## DIRECTION
Transcribe every line exactly and omit anything that is a picture.

## RECORD EXTRACTS

************

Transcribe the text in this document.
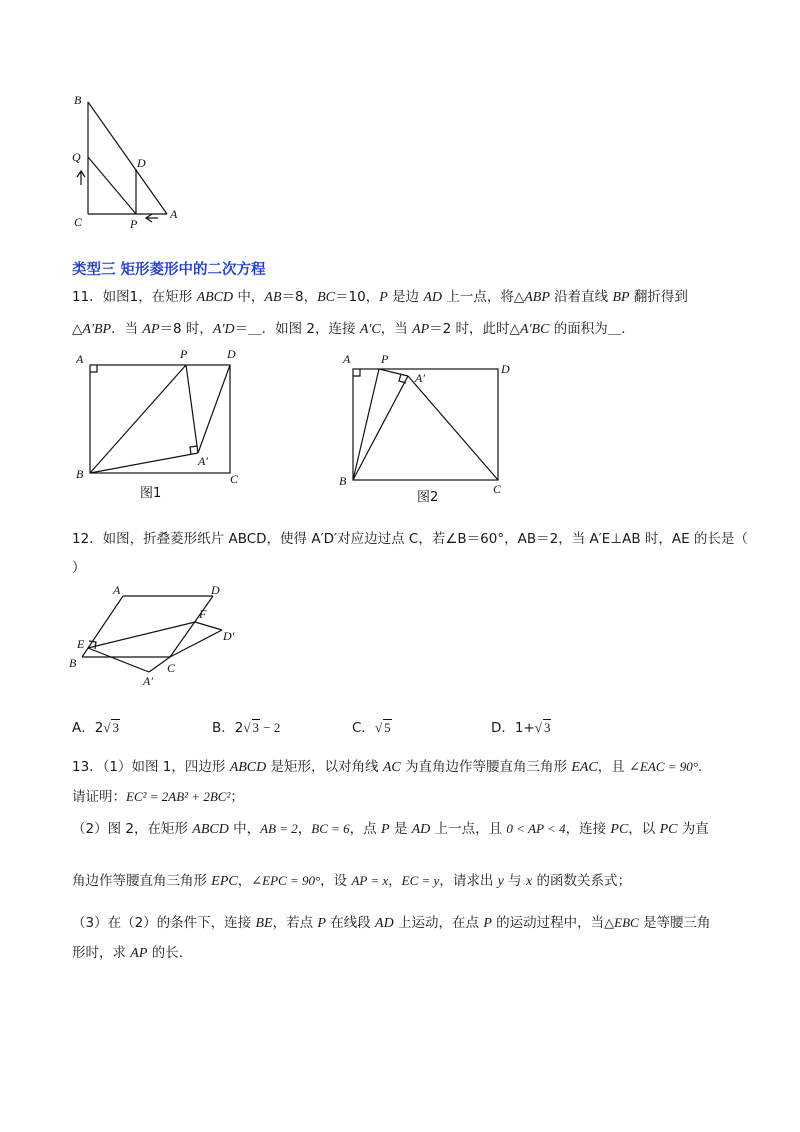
B
Q	D
C	P
A
类型三 矩形菱形中的二次方程
11．如图1，在矩形 ABCD 中，AB＝8，BC＝10，P 是边 AD 上一点，将△ABP 沿着直线 BP 翻折得到
△A′BP．当 AP＝8 时，A′D＝＿．如图 2，连接 A′C，当 AP＝2 时，此时△A′BC 的面积为＿.
A	P	D
B
A′
C
图1
A	P
A′
D
B
C
图2
12．如图，折叠菱形纸片 ABCD，使得 A′D′对应边过点 C，若∠B＝60°，AB＝2，当 A′E⊥AB 时，AE 的长是（
）
A	D
F
D′
E
B	C
A′
A．2√ 3	B．2√ 3 − 2	C．√ 5	D．1+√ 3
13．（1）如图 1，四边形 ABCD 是矩形，以对角线 AC 为直角边作等腰直角三角形 EAC，且 ∠EAC = 90°.
请证明：EC² = 2AB² + 2BC²；
（2）图 2，在矩形 ABCD 中，AB = 2，BC = 6，点 P 是 AD 上一点，且 0 < AP < 4，连接 PC，以 PC 为直
角边作等腰直角三角形 EPC，∠EPC = 90°，设 AP = x，EC = y，请求出 y 与 x 的函数关系式；
（3）在（2）的条件下，连接 BE，若点 P 在线段 AD 上运动，在点 P 的运动过程中，当△EBC 是等腰三角
形时，求 AP 的长.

************

## SOLUTION TO THE PROBLEM
Transcribe the text in this document.
B
Q	D
C	P
A
类型三 矩形菱形中的二次方程
11．如图1，在矩形 ABCD 中，AB＝8，BC＝10，P 是边 AD 上一点，将△ABP 沿着直线 BP 翻折得到
△A′BP．当 AP＝8 时，A′D＝＿．如图 2，连接 A′C，当 AP＝2 时，此时△A′BC 的面积为＿.
A	P	D
B
A′
C
图1
A	P
A′
D
B
C
图2
12．如图，折叠菱形纸片 ABCD，使得 A′D′对应边过点 C，若∠B＝60°，AB＝2，当 A′E⊥AB 时，AE 的长是（
）
A	D
F
D′
E
B	C
A′
A．2√ 3	B．2√ 3 − 2	C．√ 5	D．1+√ 3
13．（1）如图 1，四边形 ABCD 是矩形，以对角线 AC 为直角边作等腰直角三角形 EAC，且 ∠EAC = 90°.
请证明：EC² = 2AB² + 2BC²；
（2）图 2，在矩形 ABCD 中，AB = 2，BC = 6，点 P 是 AD 上一点，且 0 < AP < 4，连接 PC，以 PC 为直
角边作等腰直角三角形 EPC，∠EPC = 90°，设 AP = x，EC = y，请求出 y 与 x 的函数关系式；
（3）在（2）的条件下，连接 BE，若点 P 在线段 AD 上运动，在点 P 的运动过程中，当△EBC 是等腰三角
形时，求 AP 的长.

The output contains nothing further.